* Exercise instructions: Provide only the number of lines in the records below that contain "aspiration".

Transcript entries for document pages:
*****

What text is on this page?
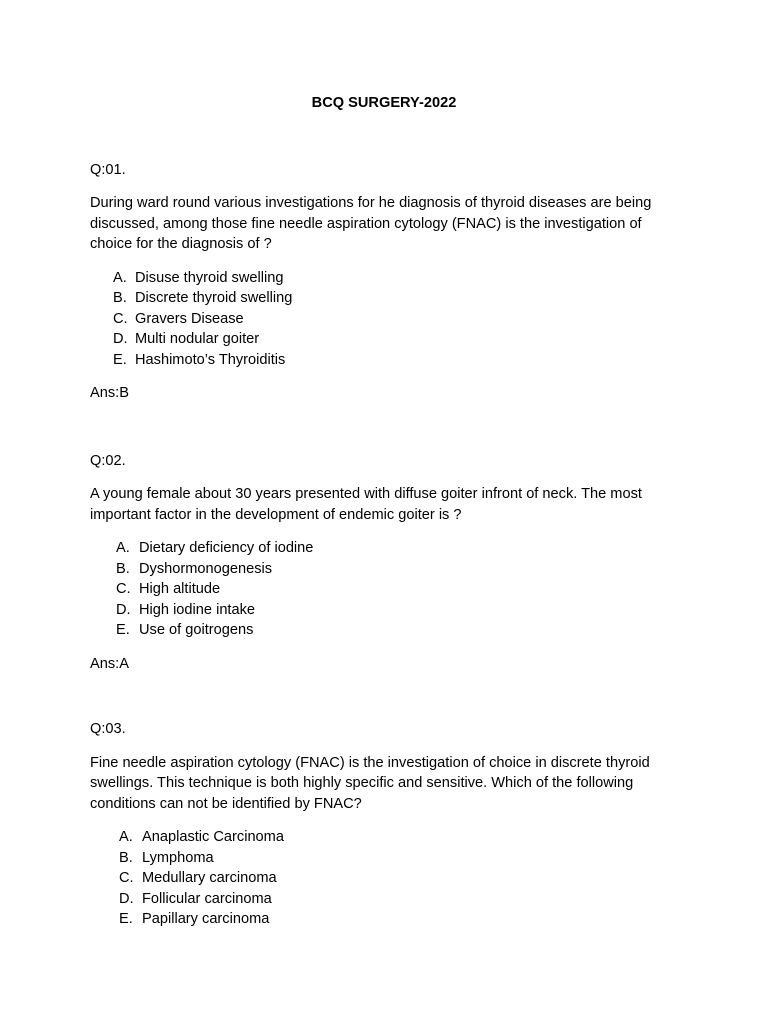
BCQ SURGERY-2022

Q:01.

During ward round various investigations for he diagnosis of thyroid diseases are being discussed, among those fine needle aspiration cytology (FNAC) is the investigation of choice for the diagnosis of ?

A. Disuse thyroid swelling
B. Discrete thyroid swelling
C. Gravers Disease
D. Multi nodular goiter
E. Hashimoto’s Thyroiditis

Ans:B

Q:02.

A young female about 30 years presented with diffuse goiter infront of neck. The most important factor in the development of endemic goiter is ?

A. Dietary deficiency of iodine
B. Dyshormonogenesis
C. High altitude
D. High iodine intake
E. Use of goitrogens

Ans:A

Q:03.

Fine needle aspiration cytology (FNAC) is the investigation of choice in discrete thyroid swellings. This technique is both highly specific and sensitive. Which of the following conditions can not be identified by FNAC?

A. Anaplastic Carcinoma
B. Lymphoma
C. Medullary carcinoma
D. Follicular carcinoma
E. Papillary carcinoma
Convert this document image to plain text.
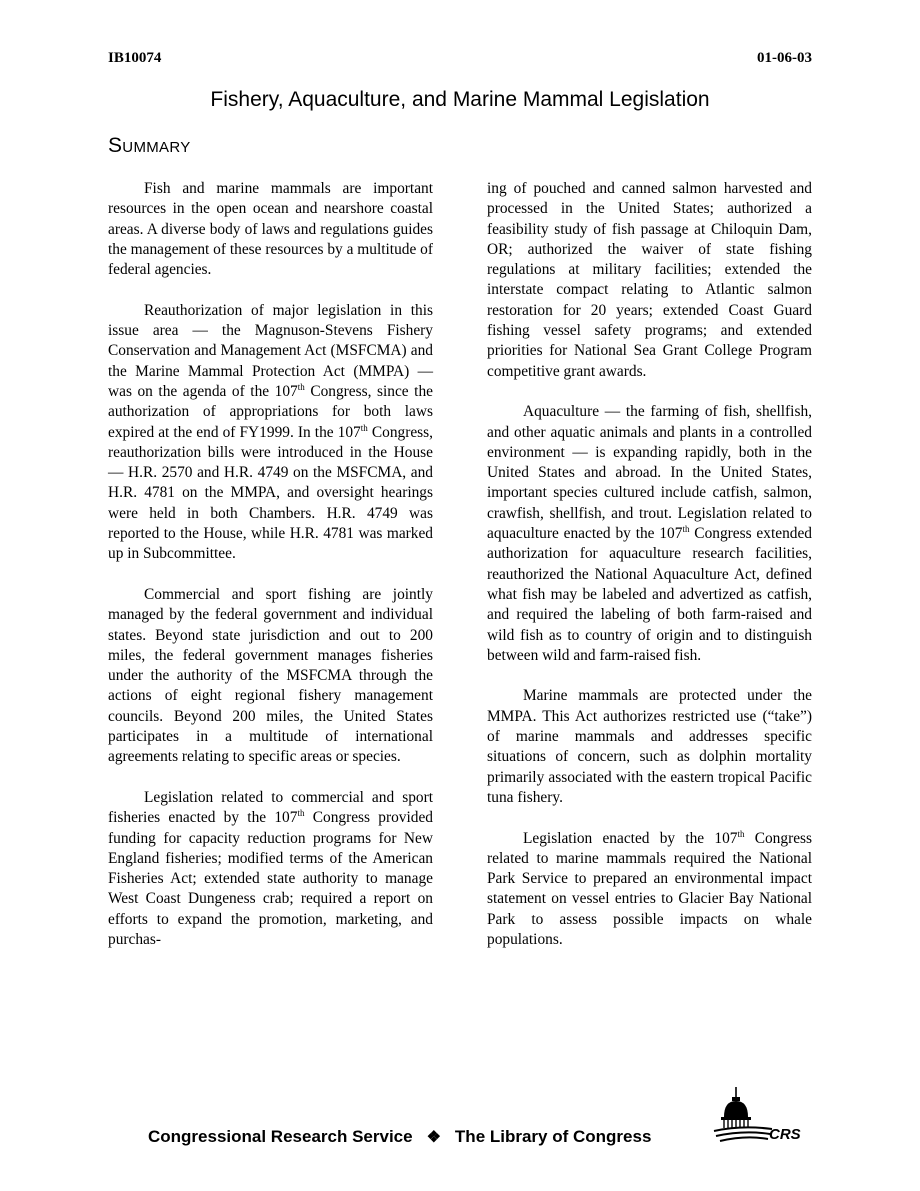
IB10074	01-06-03
Fishery, Aquaculture, and Marine Mammal Legislation
Summary

Fish and marine mammals are important resources in the open ocean and nearshore coastal areas. A diverse body of laws and regulations guides the management of these resources by a multitude of federal agencies.

Reauthorization of major legislation in this issue area — the Magnuson-Stevens Fishery Conservation and Management Act (MSFCMA) and the Marine Mammal Protection Act (MMPA) — was on the agenda of the 107th Congress, since the authorization of appropriations for both laws expired at the end of FY1999. In the 107th Congress, reauthorization bills were introduced in the House — H.R. 2570 and H.R. 4749 on the MSFCMA, and H.R. 4781 on the MMPA, and oversight hearings were held in both Chambers. H.R. 4749 was reported to the House, while H.R. 4781 was marked up in Subcommittee.

Commercial and sport fishing are jointly managed by the federal government and individual states. Beyond state jurisdiction and out to 200 miles, the federal government manages fisheries under the authority of the MSFCMA through the actions of eight regional fishery management councils. Beyond 200 miles, the United States participates in a multitude of international agreements relating to specific areas or species.

Legislation related to commercial and sport fisheries enacted by the 107th Congress provided funding for capacity reduction programs for New England fisheries; modified terms of the American Fisheries Act; extended state authority to manage West Coast Dungeness crab; required a report on efforts to expand the promotion, marketing, and purchas-

ing of pouched and canned salmon harvested and processed in the United States; authorized a feasibility study of fish passage at Chiloquin Dam, OR; authorized the waiver of state fishing regulations at military facilities; extended the interstate compact relating to Atlantic salmon restoration for 20 years; extended Coast Guard fishing vessel safety programs; and extended priorities for National Sea Grant College Program competitive grant awards.

Aquaculture — the farming of fish, shellfish, and other aquatic animals and plants in a controlled environment — is expanding rapidly, both in the United States and abroad. In the United States, important species cultured include catfish, salmon, crawfish, shellfish, and trout. Legislation related to aquaculture enacted by the 107th Congress extended authorization for aquaculture research facilities, reauthorized the National Aquaculture Act, defined what fish may be labeled and advertized as catfish, and required the labeling of both farm-raised and wild fish as to country of origin and to distinguish between wild and farm-raised fish.

Marine mammals are protected under the MMPA. This Act authorizes restricted use (“take”) of marine mammals and addresses specific situations of concern, such as dolphin mortality primarily associated with the eastern tropical Pacific tuna fishery.

Legislation enacted by the 107th Congress related to marine mammals required the National Park Service to prepared an environmental impact statement on vessel entries to Glacier Bay National Park to assess possible impacts on whale populations.

Congressional Research Service ❖ The Library of Congress	CRS
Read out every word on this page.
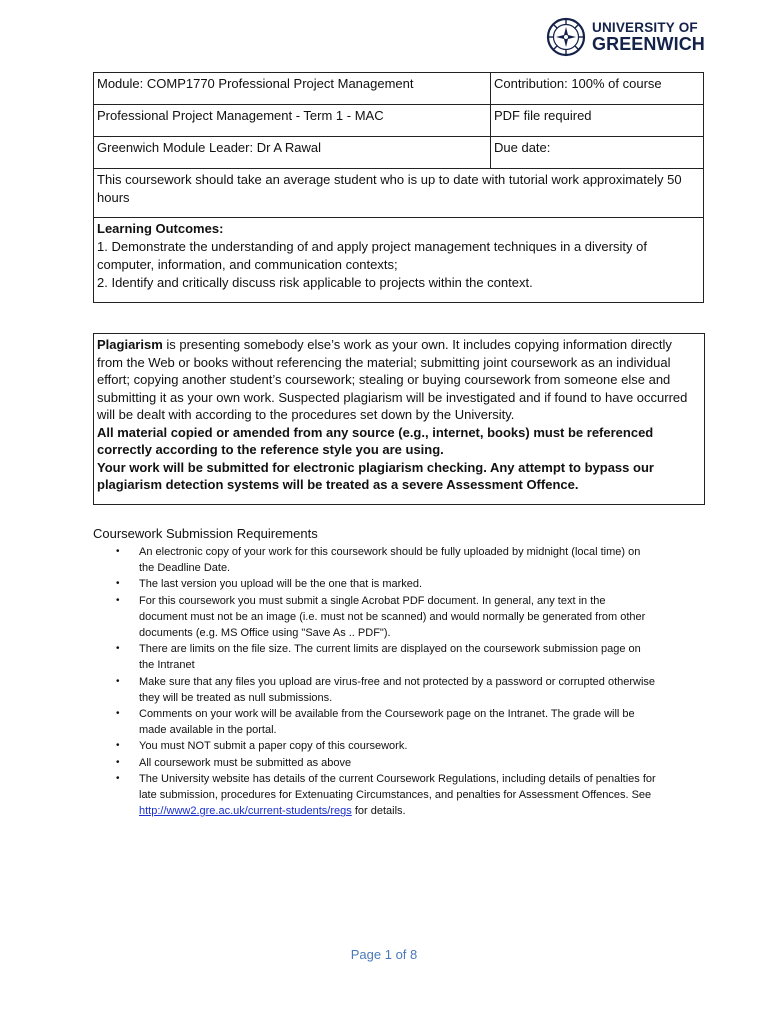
UNIVERSITY OF
GREENWICH
Module: COMP1770 Professional Project Management	Contribution: 100% of course
Professional Project Management - Term 1 - MAC	PDF file required
Greenwich Module Leader: Dr A Rawal	Due date:
This coursework should take an average student who is up to date with tutorial work approximately 50 hours	

Learning Outcomes:
1. Demonstrate the understanding of and apply project management techniques in a diversity of computer, information, and communication contexts;
2. Identify and critically discuss risk applicable to projects within the context.	
Plagiarism is presenting somebody else’s work as your own. It includes copying information directly from the Web or books without referencing the material; submitting joint coursework as an individual effort; copying another student’s coursework; stealing or buying coursework from someone else and submitting it as your own work. Suspected plagiarism will be investigated and if found to have occurred will be dealt with according to the procedures set down by the University.
All material copied or amended from any source (e.g., internet, books) must be referenced correctly according to the reference style you are using.
Your work will be submitted for electronic plagiarism checking. Any attempt to bypass our plagiarism detection systems will be treated as a severe Assessment Offence.
Coursework Submission Requirements
• An electronic copy of your work for this coursework should be fully uploaded by midnight (local time) on the Deadline Date.
• The last version you upload will be the one that is marked.
• For this coursework you must submit a single Acrobat PDF document. In general, any text in the document must not be an image (i.e. must not be scanned) and would normally be generated from other documents (e.g. MS Office using "Save As .. PDF").
• There are limits on the file size. The current limits are displayed on the coursework submission page on the Intranet
• Make sure that any files you upload are virus-free and not protected by a password or corrupted otherwise they will be treated as null submissions.
• Comments on your work will be available from the Coursework page on the Intranet. The grade will be made available in the portal.
• You must NOT submit a paper copy of this coursework.
• All coursework must be submitted as above
• The University website has details of the current Coursework Regulations, including details of penalties for late submission, procedures for Extenuating Circumstances, and penalties for Assessment Offences. See http://www2.gre.ac.uk/current-students/regs for details.
Page 1 of 8
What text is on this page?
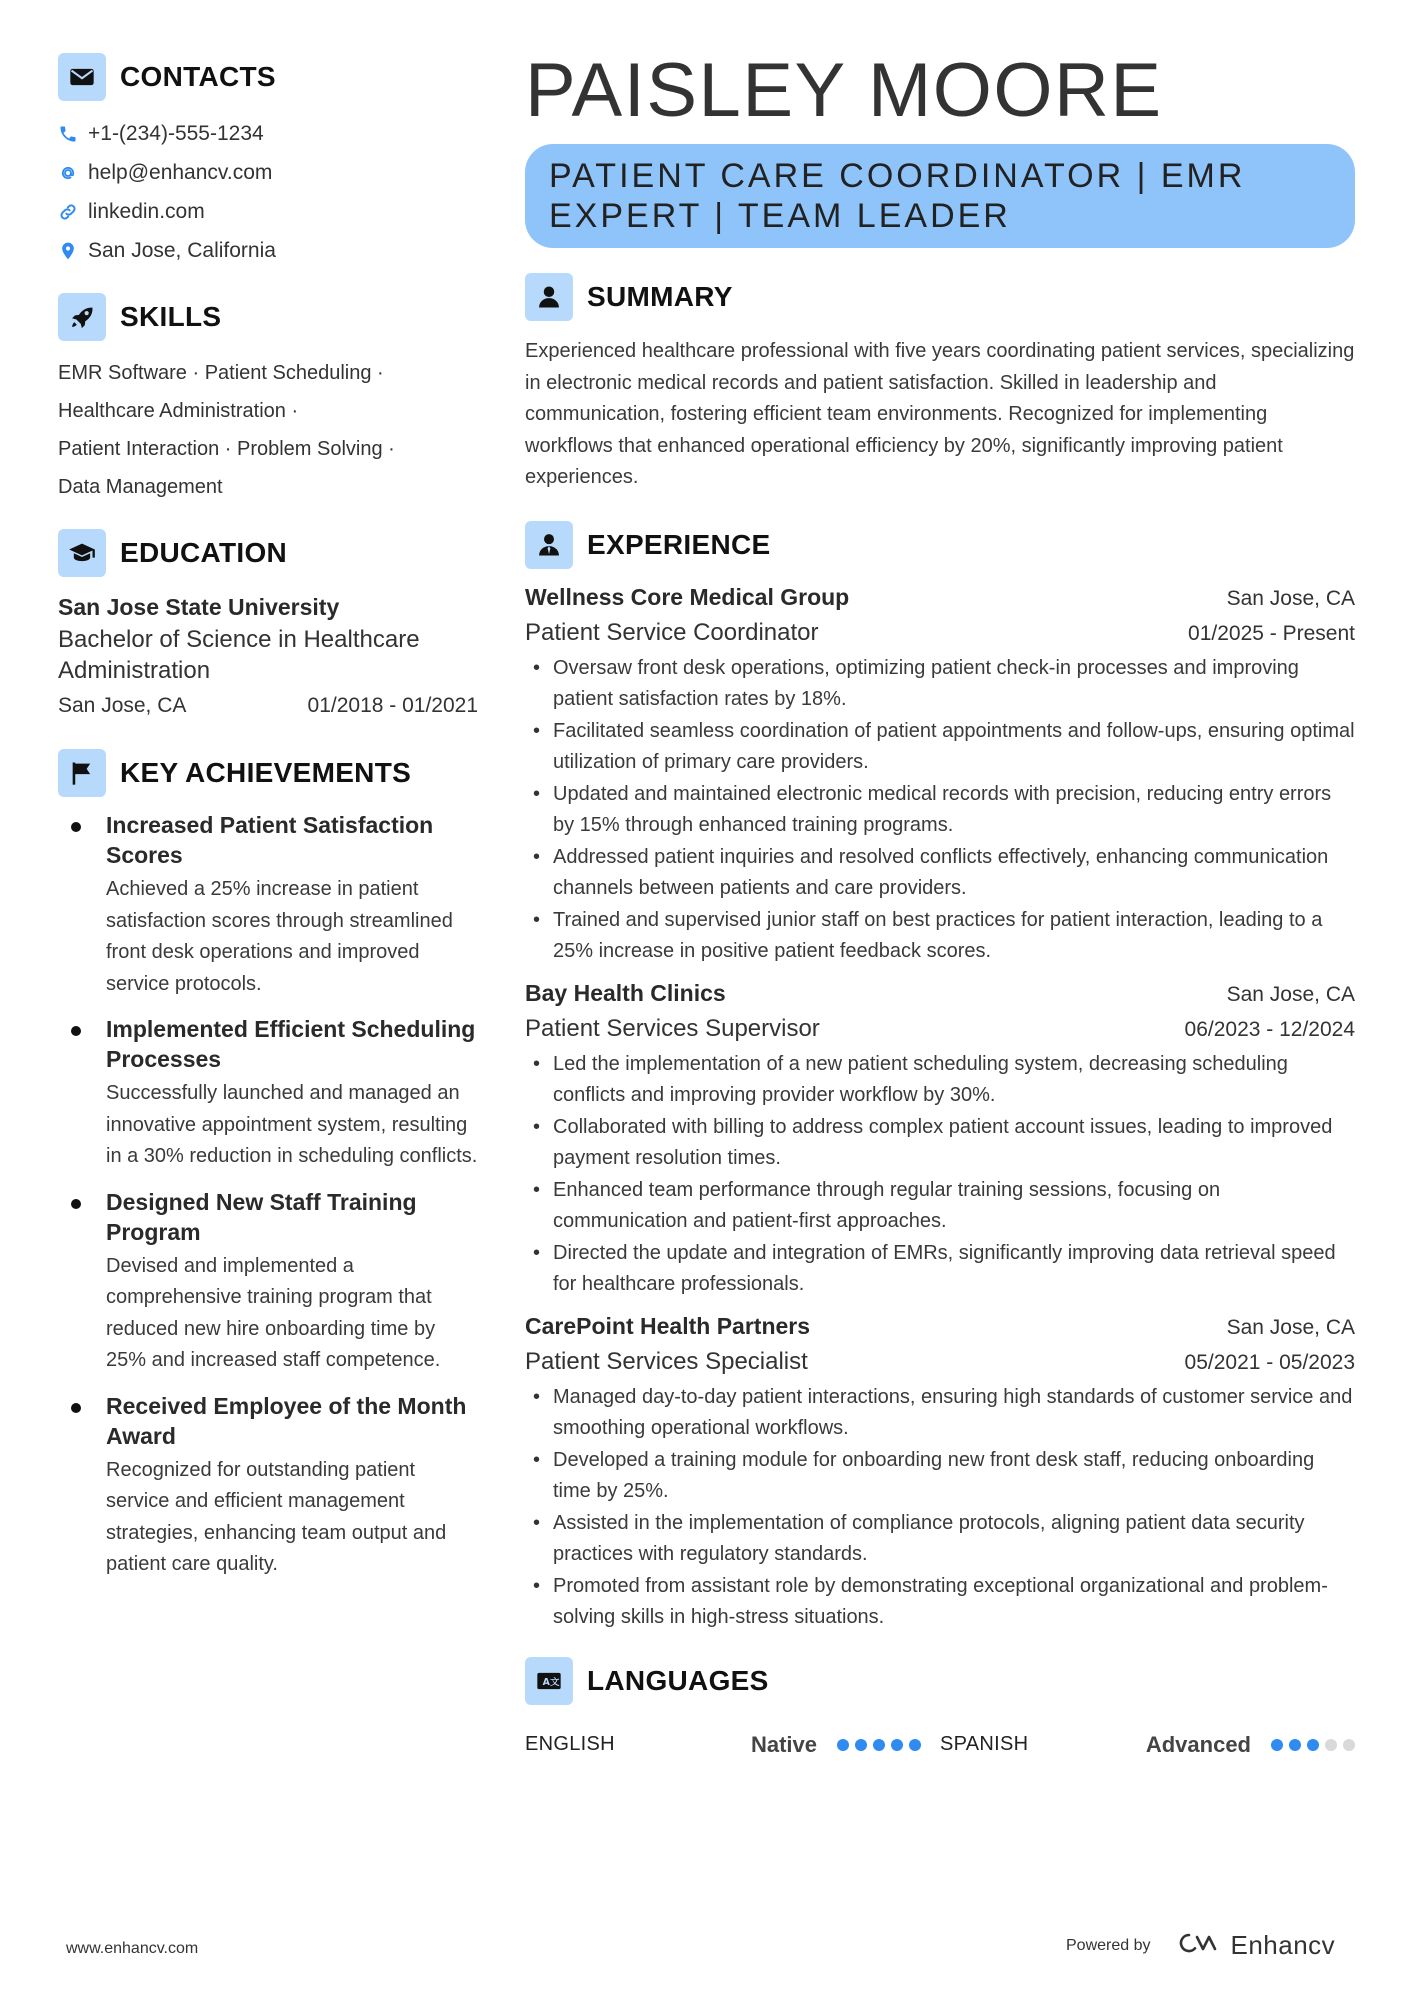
CONTACTS
+1-(234)-555-1234
help@enhancv.com
linkedin.com
San Jose, California
SKILLS
EMR Software · Patient Scheduling ·
Healthcare Administration ·
Patient Interaction · Problem Solving ·
Data Management
EDUCATION
San Jose State University
Bachelor of Science in Healthcare Administration
San Jose, CA	01/2018 - 01/2021
KEY ACHIEVEMENTS
Increased Patient Satisfaction Scores
Achieved a 25% increase in patient satisfaction scores through streamlined front desk operations and improved service protocols.
Implemented Efficient Scheduling Processes
Successfully launched and managed an innovative appointment system, resulting in a 30% reduction in scheduling conflicts.
Designed New Staff Training Program
Devised and implemented a comprehensive training program that reduced new hire onboarding time by 25% and increased staff competence.
Received Employee of the Month Award
Recognized for outstanding patient service and efficient management strategies, enhancing team output and patient care quality.
PAISLEY MOORE
PATIENT CARE COORDINATOR | EMR
EXPERT | TEAM LEADER
SUMMARY
Experienced healthcare professional with five years coordinating patient services, specializing in electronic medical records and patient satisfaction. Skilled in leadership and communication, fostering efficient team environments. Recognized for implementing workflows that enhanced operational efficiency by 20%, significantly improving patient experiences.
EXPERIENCE
Wellness Core Medical Group	San Jose, CA
Patient Service Coordinator	01/2025 - Present
• Oversaw front desk operations, optimizing patient check-in processes and improving patient satisfaction rates by 18%.
• Facilitated seamless coordination of patient appointments and follow-ups, ensuring optimal utilization of primary care providers.
• Updated and maintained electronic medical records with precision, reducing entry errors by 15% through enhanced training programs.
• Addressed patient inquiries and resolved conflicts effectively, enhancing communication channels between patients and care providers.
• Trained and supervised junior staff on best practices for patient interaction, leading to a 25% increase in positive patient feedback scores.
Bay Health Clinics	San Jose, CA
Patient Services Supervisor	06/2023 - 12/2024
• Led the implementation of a new patient scheduling system, decreasing scheduling conflicts and improving provider workflow by 30%.
• Collaborated with billing to address complex patient account issues, leading to improved payment resolution times.
• Enhanced team performance through regular training sessions, focusing on communication and patient-first approaches.
• Directed the update and integration of EMRs, significantly improving data retrieval speed for healthcare professionals.
CarePoint Health Partners	San Jose, CA
Patient Services Specialist	05/2021 - 05/2023
• Managed day-to-day patient interactions, ensuring high standards of customer service and smoothing operational workflows.
• Developed a training module for onboarding new front desk staff, reducing onboarding time by 25%.
• Assisted in the implementation of compliance protocols, aligning patient data security practices with regulatory standards.
• Promoted from assistant role by demonstrating exceptional organizational and problem-solving skills in high-stress situations.
A 文 LANGUAGES
ENGLISH	Native	SPANISH	Advanced
www.enhancv.com	Powered by	Enhancv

*****

* Your solution: 2